==== GIVEN RECORDS

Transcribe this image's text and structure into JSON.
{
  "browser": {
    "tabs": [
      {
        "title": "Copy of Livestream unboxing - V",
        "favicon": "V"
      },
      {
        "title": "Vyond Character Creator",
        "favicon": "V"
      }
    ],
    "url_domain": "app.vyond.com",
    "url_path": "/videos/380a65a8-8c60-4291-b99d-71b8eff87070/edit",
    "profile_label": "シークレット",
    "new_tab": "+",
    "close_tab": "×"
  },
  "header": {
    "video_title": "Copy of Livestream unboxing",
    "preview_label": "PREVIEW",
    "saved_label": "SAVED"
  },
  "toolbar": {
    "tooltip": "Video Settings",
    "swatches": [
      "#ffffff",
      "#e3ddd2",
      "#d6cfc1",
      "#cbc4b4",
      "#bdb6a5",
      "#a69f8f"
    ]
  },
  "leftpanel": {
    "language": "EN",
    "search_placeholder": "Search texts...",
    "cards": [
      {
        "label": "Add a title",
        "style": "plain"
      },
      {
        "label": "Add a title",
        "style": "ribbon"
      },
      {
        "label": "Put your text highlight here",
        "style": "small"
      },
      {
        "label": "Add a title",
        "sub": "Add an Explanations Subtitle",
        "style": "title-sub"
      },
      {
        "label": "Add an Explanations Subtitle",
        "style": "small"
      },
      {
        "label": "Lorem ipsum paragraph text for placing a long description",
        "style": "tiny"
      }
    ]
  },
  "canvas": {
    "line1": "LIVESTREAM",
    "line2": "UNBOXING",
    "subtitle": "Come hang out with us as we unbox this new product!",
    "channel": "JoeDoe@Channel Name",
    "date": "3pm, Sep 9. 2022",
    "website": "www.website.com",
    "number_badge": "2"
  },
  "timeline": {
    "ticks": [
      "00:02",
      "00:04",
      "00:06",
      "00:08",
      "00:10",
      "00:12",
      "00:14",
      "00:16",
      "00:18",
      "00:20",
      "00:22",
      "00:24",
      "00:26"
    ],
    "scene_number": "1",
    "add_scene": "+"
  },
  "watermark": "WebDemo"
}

========

Your task is to quote the listing above word for word.

Transcribe this image's text and structure into JSON.
{
  "browser": {
    "tabs": [
      {
        "title": "Copy of Livestream unboxing - V",
        "favicon": "V"
      },
      {
        "title": "Vyond Character Creator",
        "favicon": "V"
      }
    ],
    "url_domain": "app.vyond.com",
    "url_path": "/videos/380a65a8-8c60-4291-b99d-71b8eff87070/edit",
    "profile_label": "シークレット",
    "new_tab": "+",
    "close_tab": "×"
  },
  "header": {
    "video_title": "Copy of Livestream unboxing",
    "preview_label": "PREVIEW",
    "saved_label": "SAVED"
  },
  "toolbar": {
    "tooltip": "Video Settings",
    "swatches": [
      "#ffffff",
      "#e3ddd2",
      "#d6cfc1",
      "#cbc4b4",
      "#bdb6a5",
      "#a69f8f"
    ]
  },
  "leftpanel": {
    "language": "EN",
    "search_placeholder": "Search texts...",
    "cards": [
      {
        "label": "Add a title",
        "style": "plain"
      },
      {
        "label": "Add a title",
        "style": "ribbon"
      },
      {
        "label": "Put your text highlight here",
        "style": "small"
      },
      {
        "label": "Add a title",
        "sub": "Add an Explanations Subtitle",
        "style": "title-sub"
      },
      {
        "label": "Add an Explanations Subtitle",
        "style": "small"
      },
      {
        "label": "Lorem ipsum paragraph text for placing a long description",
        "style": "tiny"
      }
    ]
  },
  "canvas": {
    "line1": "LIVESTREAM",
    "line2": "UNBOXING",
    "subtitle": "Come hang out with us as we unbox this new product!",
    "channel": "JoeDoe@Channel Name",
    "date": "3pm, Sep 9. 2022",
    "website": "www.website.com",
    "number_badge": "2"
  },
  "timeline": {
    "ticks": [
      "00:02",
      "00:04",
      "00:06",
      "00:08",
      "00:10",
      "00:12",
      "00:14",
      "00:16",
      "00:18",
      "00:20",
      "00:22",
      "00:24",
      "00:26"
    ],
    "scene_number": "1",
    "add_scene": "+"
  },
  "watermark": "WebDemo"
}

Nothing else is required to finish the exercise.